» Required work
Every record below should be printed exactly as it appears.

##### Information given #####

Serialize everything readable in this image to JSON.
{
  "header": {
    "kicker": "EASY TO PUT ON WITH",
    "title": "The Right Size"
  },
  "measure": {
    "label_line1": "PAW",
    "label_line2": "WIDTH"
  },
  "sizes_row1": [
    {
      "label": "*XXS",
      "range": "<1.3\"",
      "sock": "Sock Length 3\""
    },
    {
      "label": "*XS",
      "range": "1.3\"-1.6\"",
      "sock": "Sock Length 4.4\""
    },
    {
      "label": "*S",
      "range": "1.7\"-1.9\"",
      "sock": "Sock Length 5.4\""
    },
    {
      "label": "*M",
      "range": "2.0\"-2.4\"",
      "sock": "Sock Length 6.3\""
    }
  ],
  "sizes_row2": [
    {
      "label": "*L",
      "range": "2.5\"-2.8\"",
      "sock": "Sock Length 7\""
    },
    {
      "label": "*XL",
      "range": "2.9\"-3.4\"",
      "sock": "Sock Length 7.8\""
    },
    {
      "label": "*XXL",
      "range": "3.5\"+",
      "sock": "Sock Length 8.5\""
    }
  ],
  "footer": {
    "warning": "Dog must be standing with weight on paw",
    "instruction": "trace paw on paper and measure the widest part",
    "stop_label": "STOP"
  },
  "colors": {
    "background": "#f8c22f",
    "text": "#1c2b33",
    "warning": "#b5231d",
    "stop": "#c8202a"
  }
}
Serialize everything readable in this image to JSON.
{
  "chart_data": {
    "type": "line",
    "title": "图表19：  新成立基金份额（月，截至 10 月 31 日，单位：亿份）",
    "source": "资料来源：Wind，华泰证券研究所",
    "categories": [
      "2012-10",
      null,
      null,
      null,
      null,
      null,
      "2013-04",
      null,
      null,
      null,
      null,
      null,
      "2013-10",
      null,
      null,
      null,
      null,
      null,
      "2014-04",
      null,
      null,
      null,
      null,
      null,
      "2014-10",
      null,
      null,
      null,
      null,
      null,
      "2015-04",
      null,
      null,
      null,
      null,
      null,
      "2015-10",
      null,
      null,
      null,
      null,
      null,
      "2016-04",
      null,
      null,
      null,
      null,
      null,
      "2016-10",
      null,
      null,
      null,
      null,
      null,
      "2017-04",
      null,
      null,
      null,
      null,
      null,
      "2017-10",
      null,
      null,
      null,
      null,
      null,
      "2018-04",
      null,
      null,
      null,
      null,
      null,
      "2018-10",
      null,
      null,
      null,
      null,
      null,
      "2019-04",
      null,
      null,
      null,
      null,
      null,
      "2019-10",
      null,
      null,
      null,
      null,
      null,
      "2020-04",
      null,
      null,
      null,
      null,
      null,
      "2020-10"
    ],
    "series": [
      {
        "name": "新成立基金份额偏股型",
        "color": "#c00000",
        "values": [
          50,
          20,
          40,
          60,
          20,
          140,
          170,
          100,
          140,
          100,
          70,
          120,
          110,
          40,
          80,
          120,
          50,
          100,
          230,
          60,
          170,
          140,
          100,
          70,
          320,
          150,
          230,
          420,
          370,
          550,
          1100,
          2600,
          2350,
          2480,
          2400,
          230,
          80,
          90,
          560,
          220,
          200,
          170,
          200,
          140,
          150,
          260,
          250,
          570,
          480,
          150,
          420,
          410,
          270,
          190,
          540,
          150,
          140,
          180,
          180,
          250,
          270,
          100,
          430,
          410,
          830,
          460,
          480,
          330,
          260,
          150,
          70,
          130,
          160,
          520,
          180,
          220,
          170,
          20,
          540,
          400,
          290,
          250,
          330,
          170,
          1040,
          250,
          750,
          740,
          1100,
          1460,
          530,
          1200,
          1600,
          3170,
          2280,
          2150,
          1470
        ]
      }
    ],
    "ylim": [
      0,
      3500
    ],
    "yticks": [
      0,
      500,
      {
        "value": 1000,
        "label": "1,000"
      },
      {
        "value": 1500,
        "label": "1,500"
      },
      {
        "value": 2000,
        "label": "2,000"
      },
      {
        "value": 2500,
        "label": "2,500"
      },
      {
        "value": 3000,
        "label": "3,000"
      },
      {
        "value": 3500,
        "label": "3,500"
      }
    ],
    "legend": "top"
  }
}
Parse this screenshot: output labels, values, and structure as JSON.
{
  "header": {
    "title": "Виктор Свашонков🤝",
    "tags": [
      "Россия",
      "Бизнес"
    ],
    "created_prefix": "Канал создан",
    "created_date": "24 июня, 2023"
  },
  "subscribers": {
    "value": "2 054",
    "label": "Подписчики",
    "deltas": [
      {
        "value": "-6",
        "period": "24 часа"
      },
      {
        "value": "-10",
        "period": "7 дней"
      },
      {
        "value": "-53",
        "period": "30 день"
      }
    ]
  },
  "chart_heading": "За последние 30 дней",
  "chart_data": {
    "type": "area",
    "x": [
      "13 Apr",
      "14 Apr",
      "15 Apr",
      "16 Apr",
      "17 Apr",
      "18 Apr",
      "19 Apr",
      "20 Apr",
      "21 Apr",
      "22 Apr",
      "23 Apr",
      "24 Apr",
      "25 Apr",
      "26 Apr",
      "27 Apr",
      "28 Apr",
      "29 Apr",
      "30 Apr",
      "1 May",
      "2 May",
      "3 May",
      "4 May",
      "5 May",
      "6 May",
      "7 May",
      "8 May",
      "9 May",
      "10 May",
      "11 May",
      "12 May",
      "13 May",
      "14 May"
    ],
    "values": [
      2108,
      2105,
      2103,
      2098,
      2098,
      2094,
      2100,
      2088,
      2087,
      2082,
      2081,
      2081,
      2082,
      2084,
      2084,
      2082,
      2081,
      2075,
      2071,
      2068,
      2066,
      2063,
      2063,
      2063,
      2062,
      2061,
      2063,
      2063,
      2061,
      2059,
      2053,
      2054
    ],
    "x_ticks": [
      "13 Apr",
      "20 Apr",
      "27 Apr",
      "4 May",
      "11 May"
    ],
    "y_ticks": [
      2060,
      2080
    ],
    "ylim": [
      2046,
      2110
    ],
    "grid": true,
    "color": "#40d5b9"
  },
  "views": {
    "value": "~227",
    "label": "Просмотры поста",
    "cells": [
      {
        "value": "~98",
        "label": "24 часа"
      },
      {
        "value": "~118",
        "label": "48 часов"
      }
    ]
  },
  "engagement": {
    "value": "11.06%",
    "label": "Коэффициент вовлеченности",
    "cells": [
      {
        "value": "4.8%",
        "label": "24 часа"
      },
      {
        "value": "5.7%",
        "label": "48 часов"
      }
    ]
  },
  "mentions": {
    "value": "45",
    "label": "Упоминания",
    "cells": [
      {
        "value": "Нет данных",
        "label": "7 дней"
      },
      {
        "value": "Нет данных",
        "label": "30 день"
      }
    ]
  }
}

#####

» Right answer
Serialize everything readable in this image to JSON.
{
  "header": {
    "kicker": "EASY TO PUT ON WITH",
    "title": "The Right Size"
  },
  "measure": {
    "label_line1": "PAW",
    "label_line2": "WIDTH"
  },
  "sizes_row1": [
    {
      "label": "*XXS",
      "range": "<1.3\"",
      "sock": "Sock Length 3\""
    },
    {
      "label": "*XS",
      "range": "1.3\"-1.6\"",
      "sock": "Sock Length 4.4\""
    },
    {
      "label": "*S",
      "range": "1.7\"-1.9\"",
      "sock": "Sock Length 5.4\""
    },
    {
      "label": "*M",
      "range": "2.0\"-2.4\"",
      "sock": "Sock Length 6.3\""
    }
  ],
  "sizes_row2": [
    {
      "label": "*L",
      "range": "2.5\"-2.8\"",
      "sock": "Sock Length 7\""
    },
    {
      "label": "*XL",
      "range": "2.9\"-3.4\"",
      "sock": "Sock Length 7.8\""
    },
    {
      "label": "*XXL",
      "range": "3.5\"+",
      "sock": "Sock Length 8.5\""
    }
  ],
  "footer": {
    "warning": "Dog must be standing with weight on paw",
    "instruction": "trace paw on paper and measure the widest part",
    "stop_label": "STOP"
  },
  "colors": {
    "background": "#f8c22f",
    "text": "#1c2b33",
    "warning": "#b5231d",
    "stop": "#c8202a"
  }
}
Serialize everything readable in this image to JSON.
{
  "chart_data": {
    "type": "line",
    "title": "图表19：  新成立基金份额（月，截至 10 月 31 日，单位：亿份）",
    "source": "资料来源：Wind，华泰证券研究所",
    "categories": [
      "2012-10",
      null,
      null,
      null,
      null,
      null,
      "2013-04",
      null,
      null,
      null,
      null,
      null,
      "2013-10",
      null,
      null,
      null,
      null,
      null,
      "2014-04",
      null,
      null,
      null,
      null,
      null,
      "2014-10",
      null,
      null,
      null,
      null,
      null,
      "2015-04",
      null,
      null,
      null,
      null,
      null,
      "2015-10",
      null,
      null,
      null,
      null,
      null,
      "2016-04",
      null,
      null,
      null,
      null,
      null,
      "2016-10",
      null,
      null,
      null,
      null,
      null,
      "2017-04",
      null,
      null,
      null,
      null,
      null,
      "2017-10",
      null,
      null,
      null,
      null,
      null,
      "2018-04",
      null,
      null,
      null,
      null,
      null,
      "2018-10",
      null,
      null,
      null,
      null,
      null,
      "2019-04",
      null,
      null,
      null,
      null,
      null,
      "2019-10",
      null,
      null,
      null,
      null,
      null,
      "2020-04",
      null,
      null,
      null,
      null,
      null,
      "2020-10"
    ],
    "series": [
      {
        "name": "新成立基金份额偏股型",
        "color": "#c00000",
        "values": [
          50,
          20,
          40,
          60,
          20,
          140,
          170,
          100,
          140,
          100,
          70,
          120,
          110,
          40,
          80,
          120,
          50,
          100,
          230,
          60,
          170,
          140,
          100,
          70,
          320,
          150,
          230,
          420,
          370,
          550,
          1100,
          2600,
          2350,
          2480,
          2400,
          230,
          80,
          90,
          560,
          220,
          200,
          170,
          200,
          140,
          150,
          260,
          250,
          570,
          480,
          150,
          420,
          410,
          270,
          190,
          540,
          150,
          140,
          180,
          180,
          250,
          270,
          100,
          430,
          410,
          830,
          460,
          480,
          330,
          260,
          150,
          70,
          130,
          160,
          520,
          180,
          220,
          170,
          20,
          540,
          400,
          290,
          250,
          330,
          170,
          1040,
          250,
          750,
          740,
          1100,
          1460,
          530,
          1200,
          1600,
          3170,
          2280,
          2150,
          1470
        ]
      }
    ],
    "ylim": [
      0,
      3500
    ],
    "yticks": [
      0,
      500,
      {
        "value": 1000,
        "label": "1,000"
      },
      {
        "value": 1500,
        "label": "1,500"
      },
      {
        "value": 2000,
        "label": "2,000"
      },
      {
        "value": 2500,
        "label": "2,500"
      },
      {
        "value": 3000,
        "label": "3,000"
      },
      {
        "value": 3500,
        "label": "3,500"
      }
    ],
    "legend": "top"
  }
}
Parse this screenshot: output labels, values, and structure as JSON.
{
  "header": {
    "title": "Виктор Свашонков🤝",
    "tags": [
      "Россия",
      "Бизнес"
    ],
    "created_prefix": "Канал создан",
    "created_date": "24 июня, 2023"
  },
  "subscribers": {
    "value": "2 054",
    "label": "Подписчики",
    "deltas": [
      {
        "value": "-6",
        "period": "24 часа"
      },
      {
        "value": "-10",
        "period": "7 дней"
      },
      {
        "value": "-53",
        "period": "30 день"
      }
    ]
  },
  "chart_heading": "За последние 30 дней",
  "chart_data": {
    "type": "area",
    "x": [
      "13 Apr",
      "14 Apr",
      "15 Apr",
      "16 Apr",
      "17 Apr",
      "18 Apr",
      "19 Apr",
      "20 Apr",
      "21 Apr",
      "22 Apr",
      "23 Apr",
      "24 Apr",
      "25 Apr",
      "26 Apr",
      "27 Apr",
      "28 Apr",
      "29 Apr",
      "30 Apr",
      "1 May",
      "2 May",
      "3 May",
      "4 May",
      "5 May",
      "6 May",
      "7 May",
      "8 May",
      "9 May",
      "10 May",
      "11 May",
      "12 May",
      "13 May",
      "14 May"
    ],
    "values": [
      2108,
      2105,
      2103,
      2098,
      2098,
      2094,
      2100,
      2088,
      2087,
      2082,
      2081,
      2081,
      2082,
      2084,
      2084,
      2082,
      2081,
      2075,
      2071,
      2068,
      2066,
      2063,
      2063,
      2063,
      2062,
      2061,
      2063,
      2063,
      2061,
      2059,
      2053,
      2054
    ],
    "x_ticks": [
      "13 Apr",
      "20 Apr",
      "27 Apr",
      "4 May",
      "11 May"
    ],
    "y_ticks": [
      2060,
      2080
    ],
    "ylim": [
      2046,
      2110
    ],
    "grid": true,
    "color": "#40d5b9"
  },
  "views": {
    "value": "~227",
    "label": "Просмотры поста",
    "cells": [
      {
        "value": "~98",
        "label": "24 часа"
      },
      {
        "value": "~118",
        "label": "48 часов"
      }
    ]
  },
  "engagement": {
    "value": "11.06%",
    "label": "Коэффициент вовлеченности",
    "cells": [
      {
        "value": "4.8%",
        "label": "24 часа"
      },
      {
        "value": "5.7%",
        "label": "48 часов"
      }
    ]
  },
  "mentions": {
    "value": "45",
    "label": "Упоминания",
    "cells": [
      {
        "value": "Нет данных",
        "label": "7 дней"
      },
      {
        "value": "Нет данных",
        "label": "30 день"
      }
    ]
  }
}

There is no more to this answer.